● **ページ抜粋**

+--

岸本吉生氏が提唱した「常若産業甲子園」一持続可能な日本を取り戻す

 「常若産業甲子園」は、平成26年に設立された宗像国際環境会議の一環として、経済産業大臣補佐官を務めた岸本吉生氏が提唱し令和2年に始まった。同会議は「海の鎮守の森」構想を掲げ、海の再生事業に取組みながら、日本の環境の未来については話し合ってきた。
 大人と子供の絆が滞れば、環境も産業も途切れてしまうという危機感から始まった「常若産業甲子園」プロジェクトは、ドキュメンタリー映画作成、クラウドファンディング等を通じて、提言・情報発信を続けている。
 同プロジェクトによれば、「常若」には日本の古き良き文化を重んじる意味があり、また、その時々の気候や情勢など、時代に合った新しい価値観で、伝統すらも新しく変えていくことも含まれ、新しい状況に応じて柔軟に変化することも意味しているという。これは「伝統の創造的再発見」という視点にもつながる。
 岸本吉生氏によれば、同甲子園に出場する条件は、「常若産業宣言」を見て、自分はそういう産業に就きたいと思うこと、将来やりたい仕事について、自分で動画を撮影して編集できることであるという。

●坂村真民の詩「あとからくる者のために」に学ぶ
 全国各地の農山漁村などで環境保護などの活動を展開している小中高生たちが、「常若産業甲子園」のコンセプトにつながる、次のような坂村真民の詩に学びながら、情報デザイン会社の協力の下にドキュメンタリー映画の制作に取り組んでいる。

あとからくる者のために

あとからくる者のために
苦労をするのだ
我慢をするのだ
田を耕し
種を用意しておくのだ

あとからくる者のために
山を川を海を
きれいにしておくのだ

あとからくる者のために
みなそれぞれの力を傾けるのだ

あとからあとから続いてくる
あの可愛い者たちのために
未来を受け継ぐ者たちのために
みな夫々自分で出来る何かをしてゆくのだ

●「21世紀型武者修行」の仕組みづくり
 同ドキュメンタリー映画(45分)は一般公開されているが、次のように語りかけている。
<地域の価値とは>
「地域から若者が出て行ってしまう」
「企業にも地域にも新しい価値を生み出す土壌が醸成しにくい」
「地域の埋没資産が発掘できない」
文明は全世界が共有することができるけれど、文化は集団ごとに特徴を示しています。
地域に資産とは文化に他ならず、「文化って何ですか?」という問いに対する答えは千差万別です。
だからこそ文化には価値がある。
しかし、各地で「あなたの地域の文化は何ですか?」と尋ねると、必ずと言っていいほど
お祭りや伝統工芸が引き合いに出されます。
もちろん、それらには価値があります。
しかし、無形文化財や製品そのものに価値があるというよりも、それらを育んできた過程にこそ、今を生きる私たちの役に立つ「埋没資産」が存在するのではないか。
その埋没資産を発掘するということは、モノの見方が変わるということと限りなく同義です。
農家の持つ自然に対する感覚を知る。
そういった気づきから,われわれの人生を豊かにする埋没資産を見出す。

+--

● **課題 1**
常若産業甲子園に関する文章の「もちろん、それらには価値があります。」から「農家の持つ自然に対する感覚を知る。」までの部分(両端を含む)を、「農家」を「漁師」に改めて書き直しなさい。

● **利用できる一覧**

+--

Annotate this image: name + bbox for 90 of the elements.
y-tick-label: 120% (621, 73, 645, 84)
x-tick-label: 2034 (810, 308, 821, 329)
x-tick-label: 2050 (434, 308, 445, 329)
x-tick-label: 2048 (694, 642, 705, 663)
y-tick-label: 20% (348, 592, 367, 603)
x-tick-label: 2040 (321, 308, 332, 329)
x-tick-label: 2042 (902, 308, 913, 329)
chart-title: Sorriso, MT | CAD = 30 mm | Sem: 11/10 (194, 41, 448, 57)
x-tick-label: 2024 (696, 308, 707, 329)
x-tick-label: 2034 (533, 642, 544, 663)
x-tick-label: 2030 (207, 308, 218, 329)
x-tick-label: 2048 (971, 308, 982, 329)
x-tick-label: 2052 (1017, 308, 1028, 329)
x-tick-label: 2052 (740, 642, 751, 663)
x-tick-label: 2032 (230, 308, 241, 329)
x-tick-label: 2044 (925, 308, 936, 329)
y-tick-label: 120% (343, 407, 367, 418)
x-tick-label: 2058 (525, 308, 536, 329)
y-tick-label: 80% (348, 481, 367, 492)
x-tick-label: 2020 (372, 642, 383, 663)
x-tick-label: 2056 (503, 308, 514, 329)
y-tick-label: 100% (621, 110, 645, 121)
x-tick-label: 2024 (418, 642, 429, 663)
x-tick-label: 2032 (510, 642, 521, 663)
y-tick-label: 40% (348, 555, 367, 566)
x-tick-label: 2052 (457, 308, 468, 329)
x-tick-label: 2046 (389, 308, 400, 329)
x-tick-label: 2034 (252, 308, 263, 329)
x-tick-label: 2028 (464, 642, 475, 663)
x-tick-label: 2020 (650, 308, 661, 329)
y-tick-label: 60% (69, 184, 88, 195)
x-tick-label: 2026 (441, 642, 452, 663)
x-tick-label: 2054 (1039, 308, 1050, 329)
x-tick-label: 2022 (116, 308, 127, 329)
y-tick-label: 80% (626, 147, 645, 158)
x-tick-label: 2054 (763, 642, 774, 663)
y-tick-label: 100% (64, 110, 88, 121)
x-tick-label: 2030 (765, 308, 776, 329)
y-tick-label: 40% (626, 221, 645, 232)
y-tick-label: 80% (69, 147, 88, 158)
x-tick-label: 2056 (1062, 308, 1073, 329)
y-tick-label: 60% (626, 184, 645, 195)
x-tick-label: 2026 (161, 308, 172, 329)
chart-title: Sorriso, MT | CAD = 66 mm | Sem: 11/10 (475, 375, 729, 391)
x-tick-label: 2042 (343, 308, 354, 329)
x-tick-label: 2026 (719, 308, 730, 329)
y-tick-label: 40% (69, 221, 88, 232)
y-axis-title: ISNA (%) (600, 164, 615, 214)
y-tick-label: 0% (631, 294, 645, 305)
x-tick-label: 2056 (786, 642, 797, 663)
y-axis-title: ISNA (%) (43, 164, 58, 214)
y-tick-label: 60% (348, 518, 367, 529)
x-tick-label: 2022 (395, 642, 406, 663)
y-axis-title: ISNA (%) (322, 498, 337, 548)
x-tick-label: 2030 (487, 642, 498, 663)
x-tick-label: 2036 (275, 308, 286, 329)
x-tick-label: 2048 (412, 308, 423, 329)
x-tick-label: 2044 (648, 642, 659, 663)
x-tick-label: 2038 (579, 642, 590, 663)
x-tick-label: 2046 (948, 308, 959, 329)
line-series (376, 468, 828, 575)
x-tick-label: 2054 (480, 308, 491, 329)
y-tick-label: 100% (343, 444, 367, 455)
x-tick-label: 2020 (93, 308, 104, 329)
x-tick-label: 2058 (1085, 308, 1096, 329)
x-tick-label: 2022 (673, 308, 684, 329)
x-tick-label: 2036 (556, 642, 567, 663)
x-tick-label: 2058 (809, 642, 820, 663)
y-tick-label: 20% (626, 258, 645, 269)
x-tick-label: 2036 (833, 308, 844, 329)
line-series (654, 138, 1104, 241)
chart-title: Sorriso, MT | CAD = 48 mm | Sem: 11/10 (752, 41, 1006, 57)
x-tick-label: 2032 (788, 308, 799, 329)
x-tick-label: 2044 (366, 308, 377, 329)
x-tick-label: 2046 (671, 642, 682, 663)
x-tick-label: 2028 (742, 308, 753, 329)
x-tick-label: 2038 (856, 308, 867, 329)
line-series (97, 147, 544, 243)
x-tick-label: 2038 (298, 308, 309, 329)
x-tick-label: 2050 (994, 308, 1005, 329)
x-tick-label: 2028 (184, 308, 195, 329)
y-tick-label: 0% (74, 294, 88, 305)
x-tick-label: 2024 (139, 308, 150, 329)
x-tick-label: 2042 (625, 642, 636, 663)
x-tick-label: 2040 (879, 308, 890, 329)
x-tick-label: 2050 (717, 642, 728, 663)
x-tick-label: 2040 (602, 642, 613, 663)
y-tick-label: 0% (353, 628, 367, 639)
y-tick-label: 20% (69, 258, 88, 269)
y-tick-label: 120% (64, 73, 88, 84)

+--

● **課題 2**
一覧の最初の行から「x-tick-label: 2052 (740, 642, 751, 663)」を含む行まで(両端を含む)を、一字も変えずに書き写しなさい。

● **解答 1**
もちろん、それらには価値があります。
しかし、無形文化財や製品そのものに価値があるというよりも、それらを育んできた過程にこそ、今を生きる私たちの役に立つ「埋没資産」が存在するのではないか。
その埋没資産を発掘するということは、モノの見方が変わるということと限りなく同義です。
漁師の持つ自然に対する感覚を知る。

● **解答 2**
Annotate this image: name + bbox for 90 of the elements.
y-tick-label: 120% (621, 73, 645, 84)
x-tick-label: 2034 (810, 308, 821, 329)
x-tick-label: 2050 (434, 308, 445, 329)
x-tick-label: 2048 (694, 642, 705, 663)
y-tick-label: 20% (348, 592, 367, 603)
x-tick-label: 2040 (321, 308, 332, 329)
x-tick-label: 2042 (902, 308, 913, 329)
chart-title: Sorriso, MT | CAD = 30 mm | Sem: 11/10 (194, 41, 448, 57)
x-tick-label: 2024 (696, 308, 707, 329)
x-tick-label: 2034 (533, 642, 544, 663)
x-tick-label: 2030 (207, 308, 218, 329)
x-tick-label: 2048 (971, 308, 982, 329)
x-tick-label: 2052 (1017, 308, 1028, 329)
x-tick-label: 2052 (740, 642, 751, 663)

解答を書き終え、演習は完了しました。